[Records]
════════════════════
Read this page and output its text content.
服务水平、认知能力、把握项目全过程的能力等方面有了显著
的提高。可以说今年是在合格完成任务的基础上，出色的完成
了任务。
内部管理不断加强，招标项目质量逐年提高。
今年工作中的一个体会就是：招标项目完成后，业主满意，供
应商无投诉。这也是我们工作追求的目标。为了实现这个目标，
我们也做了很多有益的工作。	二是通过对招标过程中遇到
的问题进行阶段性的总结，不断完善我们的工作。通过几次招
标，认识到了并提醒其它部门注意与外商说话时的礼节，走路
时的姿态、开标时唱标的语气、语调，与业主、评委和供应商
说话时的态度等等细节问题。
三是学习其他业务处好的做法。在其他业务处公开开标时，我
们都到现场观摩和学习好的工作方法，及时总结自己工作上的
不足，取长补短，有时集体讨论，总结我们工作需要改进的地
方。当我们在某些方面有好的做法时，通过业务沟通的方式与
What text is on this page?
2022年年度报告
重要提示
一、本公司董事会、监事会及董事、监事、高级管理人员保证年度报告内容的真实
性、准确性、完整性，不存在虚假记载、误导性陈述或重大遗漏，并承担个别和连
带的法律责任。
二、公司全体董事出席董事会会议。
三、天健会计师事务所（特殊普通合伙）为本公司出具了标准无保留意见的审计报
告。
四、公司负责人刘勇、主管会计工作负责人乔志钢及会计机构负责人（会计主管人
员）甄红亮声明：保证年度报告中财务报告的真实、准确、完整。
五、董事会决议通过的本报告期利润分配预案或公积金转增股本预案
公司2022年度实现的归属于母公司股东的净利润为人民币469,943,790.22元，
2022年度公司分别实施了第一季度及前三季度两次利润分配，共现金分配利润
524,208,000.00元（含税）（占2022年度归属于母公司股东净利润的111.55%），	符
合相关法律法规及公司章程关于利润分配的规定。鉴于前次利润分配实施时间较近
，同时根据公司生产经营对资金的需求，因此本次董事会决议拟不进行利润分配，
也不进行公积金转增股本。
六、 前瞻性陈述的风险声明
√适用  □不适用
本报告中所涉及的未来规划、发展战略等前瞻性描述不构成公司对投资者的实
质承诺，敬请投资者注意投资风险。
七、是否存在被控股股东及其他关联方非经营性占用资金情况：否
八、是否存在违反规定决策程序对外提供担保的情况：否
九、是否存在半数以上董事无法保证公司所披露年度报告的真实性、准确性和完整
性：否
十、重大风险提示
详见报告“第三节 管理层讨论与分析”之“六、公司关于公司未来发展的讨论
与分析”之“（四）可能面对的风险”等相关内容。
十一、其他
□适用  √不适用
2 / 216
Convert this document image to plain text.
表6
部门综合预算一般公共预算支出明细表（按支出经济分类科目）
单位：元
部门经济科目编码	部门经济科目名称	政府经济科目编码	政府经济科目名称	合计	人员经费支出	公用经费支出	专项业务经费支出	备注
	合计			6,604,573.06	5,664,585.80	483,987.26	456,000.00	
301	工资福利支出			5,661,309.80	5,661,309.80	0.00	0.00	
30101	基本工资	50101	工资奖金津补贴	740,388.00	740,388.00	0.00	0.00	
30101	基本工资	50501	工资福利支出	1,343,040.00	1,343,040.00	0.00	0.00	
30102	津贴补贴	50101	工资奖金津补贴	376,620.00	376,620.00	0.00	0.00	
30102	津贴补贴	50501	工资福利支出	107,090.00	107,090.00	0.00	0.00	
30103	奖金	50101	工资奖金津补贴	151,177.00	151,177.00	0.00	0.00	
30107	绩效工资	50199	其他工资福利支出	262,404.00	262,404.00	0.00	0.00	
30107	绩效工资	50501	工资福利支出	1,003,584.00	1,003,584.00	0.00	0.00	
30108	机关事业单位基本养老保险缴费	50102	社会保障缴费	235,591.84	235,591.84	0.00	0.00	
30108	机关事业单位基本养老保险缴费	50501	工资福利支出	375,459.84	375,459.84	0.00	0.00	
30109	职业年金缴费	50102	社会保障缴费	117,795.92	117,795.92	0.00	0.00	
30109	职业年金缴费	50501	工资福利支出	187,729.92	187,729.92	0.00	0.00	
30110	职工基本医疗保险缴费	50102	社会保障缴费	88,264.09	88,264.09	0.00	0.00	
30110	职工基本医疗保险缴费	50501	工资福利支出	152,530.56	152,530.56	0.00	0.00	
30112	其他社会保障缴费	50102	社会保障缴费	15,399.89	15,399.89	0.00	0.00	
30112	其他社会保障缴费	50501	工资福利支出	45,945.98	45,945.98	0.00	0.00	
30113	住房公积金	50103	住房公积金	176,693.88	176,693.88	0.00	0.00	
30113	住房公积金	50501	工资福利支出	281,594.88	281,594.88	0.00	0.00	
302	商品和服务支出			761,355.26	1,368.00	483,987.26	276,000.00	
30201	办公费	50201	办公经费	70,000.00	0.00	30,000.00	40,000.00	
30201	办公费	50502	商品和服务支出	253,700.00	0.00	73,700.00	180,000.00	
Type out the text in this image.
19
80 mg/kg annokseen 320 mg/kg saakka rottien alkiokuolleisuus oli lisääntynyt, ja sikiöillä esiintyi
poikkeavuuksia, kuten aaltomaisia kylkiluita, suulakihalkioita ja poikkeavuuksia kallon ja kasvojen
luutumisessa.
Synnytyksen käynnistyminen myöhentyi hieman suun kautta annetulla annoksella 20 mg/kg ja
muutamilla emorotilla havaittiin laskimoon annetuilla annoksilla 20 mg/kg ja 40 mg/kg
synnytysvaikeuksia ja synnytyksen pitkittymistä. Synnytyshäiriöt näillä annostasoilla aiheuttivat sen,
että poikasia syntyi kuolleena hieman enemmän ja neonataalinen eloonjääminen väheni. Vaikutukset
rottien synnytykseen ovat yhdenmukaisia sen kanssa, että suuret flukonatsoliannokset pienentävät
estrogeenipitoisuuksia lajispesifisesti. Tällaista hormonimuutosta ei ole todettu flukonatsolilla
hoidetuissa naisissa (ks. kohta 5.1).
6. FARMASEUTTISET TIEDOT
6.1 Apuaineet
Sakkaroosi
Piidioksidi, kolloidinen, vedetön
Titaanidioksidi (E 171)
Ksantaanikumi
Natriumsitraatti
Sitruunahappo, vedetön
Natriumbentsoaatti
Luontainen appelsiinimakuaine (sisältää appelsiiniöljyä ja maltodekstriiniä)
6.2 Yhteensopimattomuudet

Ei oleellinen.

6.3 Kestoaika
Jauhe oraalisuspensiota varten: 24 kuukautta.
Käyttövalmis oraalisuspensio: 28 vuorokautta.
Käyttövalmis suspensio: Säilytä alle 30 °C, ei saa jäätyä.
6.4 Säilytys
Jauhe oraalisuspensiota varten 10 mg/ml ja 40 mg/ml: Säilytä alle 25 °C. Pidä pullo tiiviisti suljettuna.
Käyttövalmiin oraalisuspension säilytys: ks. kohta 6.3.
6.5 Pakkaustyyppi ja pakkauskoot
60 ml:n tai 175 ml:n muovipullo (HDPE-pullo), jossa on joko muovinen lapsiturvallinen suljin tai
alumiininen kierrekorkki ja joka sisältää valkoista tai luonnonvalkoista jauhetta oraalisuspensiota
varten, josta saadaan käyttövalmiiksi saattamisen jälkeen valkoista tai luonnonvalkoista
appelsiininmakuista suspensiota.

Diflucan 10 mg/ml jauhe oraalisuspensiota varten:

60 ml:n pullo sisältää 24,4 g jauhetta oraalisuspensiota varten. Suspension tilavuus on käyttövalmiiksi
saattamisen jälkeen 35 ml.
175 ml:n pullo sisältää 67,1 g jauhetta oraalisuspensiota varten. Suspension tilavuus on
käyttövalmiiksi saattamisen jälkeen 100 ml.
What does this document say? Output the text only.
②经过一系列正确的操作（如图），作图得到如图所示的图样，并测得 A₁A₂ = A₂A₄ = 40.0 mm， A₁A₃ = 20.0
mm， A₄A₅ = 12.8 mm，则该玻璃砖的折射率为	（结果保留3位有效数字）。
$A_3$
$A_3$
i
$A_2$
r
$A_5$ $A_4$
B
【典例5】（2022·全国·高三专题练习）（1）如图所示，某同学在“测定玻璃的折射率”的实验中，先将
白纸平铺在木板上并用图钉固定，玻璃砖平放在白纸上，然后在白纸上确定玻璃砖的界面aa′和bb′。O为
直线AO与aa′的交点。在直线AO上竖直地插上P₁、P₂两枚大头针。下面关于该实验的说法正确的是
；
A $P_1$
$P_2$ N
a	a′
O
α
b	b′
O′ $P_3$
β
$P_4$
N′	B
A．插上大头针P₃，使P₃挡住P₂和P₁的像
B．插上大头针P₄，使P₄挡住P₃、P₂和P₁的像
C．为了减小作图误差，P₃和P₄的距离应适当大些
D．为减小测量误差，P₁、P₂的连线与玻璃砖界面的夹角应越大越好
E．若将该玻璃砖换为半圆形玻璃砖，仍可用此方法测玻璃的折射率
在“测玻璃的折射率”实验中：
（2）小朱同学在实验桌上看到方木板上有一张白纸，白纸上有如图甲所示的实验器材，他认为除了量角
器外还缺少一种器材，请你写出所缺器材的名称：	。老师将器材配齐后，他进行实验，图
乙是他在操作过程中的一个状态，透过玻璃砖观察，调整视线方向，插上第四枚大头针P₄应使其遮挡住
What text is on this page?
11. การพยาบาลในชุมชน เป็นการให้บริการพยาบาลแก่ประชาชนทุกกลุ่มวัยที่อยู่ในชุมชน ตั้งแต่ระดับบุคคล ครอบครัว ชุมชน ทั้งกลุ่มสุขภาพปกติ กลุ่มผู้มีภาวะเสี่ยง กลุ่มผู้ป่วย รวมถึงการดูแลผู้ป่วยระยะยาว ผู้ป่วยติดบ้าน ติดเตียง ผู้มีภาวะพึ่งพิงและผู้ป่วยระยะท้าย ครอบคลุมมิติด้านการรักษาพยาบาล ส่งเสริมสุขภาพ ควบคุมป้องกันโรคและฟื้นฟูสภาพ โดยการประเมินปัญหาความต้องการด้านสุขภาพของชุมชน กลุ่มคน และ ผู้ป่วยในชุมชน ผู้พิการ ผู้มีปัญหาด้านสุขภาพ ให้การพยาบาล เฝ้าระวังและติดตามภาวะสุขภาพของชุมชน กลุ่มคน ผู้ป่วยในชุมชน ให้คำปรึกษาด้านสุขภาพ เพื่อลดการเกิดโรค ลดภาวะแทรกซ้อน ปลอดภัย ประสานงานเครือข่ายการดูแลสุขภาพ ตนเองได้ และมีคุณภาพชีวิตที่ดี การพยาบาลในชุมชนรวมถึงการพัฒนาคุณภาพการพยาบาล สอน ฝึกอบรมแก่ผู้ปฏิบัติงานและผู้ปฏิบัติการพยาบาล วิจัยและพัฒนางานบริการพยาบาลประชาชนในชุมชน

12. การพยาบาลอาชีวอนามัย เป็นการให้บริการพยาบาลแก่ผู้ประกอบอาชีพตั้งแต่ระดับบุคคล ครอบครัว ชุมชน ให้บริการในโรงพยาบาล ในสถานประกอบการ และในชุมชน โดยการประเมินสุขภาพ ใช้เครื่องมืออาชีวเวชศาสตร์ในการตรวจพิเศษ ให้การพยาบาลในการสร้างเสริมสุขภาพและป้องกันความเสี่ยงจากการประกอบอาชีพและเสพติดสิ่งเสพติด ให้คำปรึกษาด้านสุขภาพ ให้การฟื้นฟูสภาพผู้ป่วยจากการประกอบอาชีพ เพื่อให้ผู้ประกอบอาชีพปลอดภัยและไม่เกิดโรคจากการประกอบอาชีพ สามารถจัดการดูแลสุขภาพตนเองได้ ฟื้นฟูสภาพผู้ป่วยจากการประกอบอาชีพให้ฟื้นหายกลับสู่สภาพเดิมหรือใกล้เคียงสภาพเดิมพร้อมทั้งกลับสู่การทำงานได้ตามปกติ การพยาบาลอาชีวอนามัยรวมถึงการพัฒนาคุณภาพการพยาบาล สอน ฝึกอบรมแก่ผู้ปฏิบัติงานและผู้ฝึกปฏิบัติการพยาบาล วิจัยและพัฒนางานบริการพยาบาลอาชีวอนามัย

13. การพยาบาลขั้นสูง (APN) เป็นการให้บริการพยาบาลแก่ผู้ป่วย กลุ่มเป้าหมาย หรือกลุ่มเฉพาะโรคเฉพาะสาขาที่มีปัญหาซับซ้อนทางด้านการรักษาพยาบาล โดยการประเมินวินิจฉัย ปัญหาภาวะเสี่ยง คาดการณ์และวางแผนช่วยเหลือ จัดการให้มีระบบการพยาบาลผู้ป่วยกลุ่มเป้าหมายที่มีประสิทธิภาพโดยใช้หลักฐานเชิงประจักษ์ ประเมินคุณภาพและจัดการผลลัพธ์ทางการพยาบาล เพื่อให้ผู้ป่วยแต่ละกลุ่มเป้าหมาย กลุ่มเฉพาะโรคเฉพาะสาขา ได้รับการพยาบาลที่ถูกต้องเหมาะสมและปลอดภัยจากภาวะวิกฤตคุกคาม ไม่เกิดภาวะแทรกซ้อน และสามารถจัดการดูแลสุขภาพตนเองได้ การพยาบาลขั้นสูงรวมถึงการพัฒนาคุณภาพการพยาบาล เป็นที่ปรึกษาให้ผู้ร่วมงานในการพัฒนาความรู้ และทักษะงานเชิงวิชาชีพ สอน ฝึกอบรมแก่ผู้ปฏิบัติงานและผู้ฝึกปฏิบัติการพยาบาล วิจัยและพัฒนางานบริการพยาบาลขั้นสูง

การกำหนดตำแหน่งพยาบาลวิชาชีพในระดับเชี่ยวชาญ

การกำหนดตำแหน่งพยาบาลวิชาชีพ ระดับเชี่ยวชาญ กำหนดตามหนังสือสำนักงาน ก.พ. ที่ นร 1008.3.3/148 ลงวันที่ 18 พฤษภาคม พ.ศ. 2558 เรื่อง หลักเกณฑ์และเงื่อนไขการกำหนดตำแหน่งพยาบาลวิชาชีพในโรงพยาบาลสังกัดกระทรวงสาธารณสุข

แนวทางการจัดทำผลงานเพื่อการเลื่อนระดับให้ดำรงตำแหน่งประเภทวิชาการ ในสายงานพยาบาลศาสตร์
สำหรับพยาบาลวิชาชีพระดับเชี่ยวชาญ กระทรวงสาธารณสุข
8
════════════════════
(What is asked): Copy out every line holding the string "hieman".

(Problem solution):
Synnytyksen käynnistyminen myöhentyi hieman suun kautta annetulla annoksella 20 mg/kg ja
että poikasia syntyi kuolleena hieman enemmän ja neonataalinen eloonjääminen väheni. Vaikutukset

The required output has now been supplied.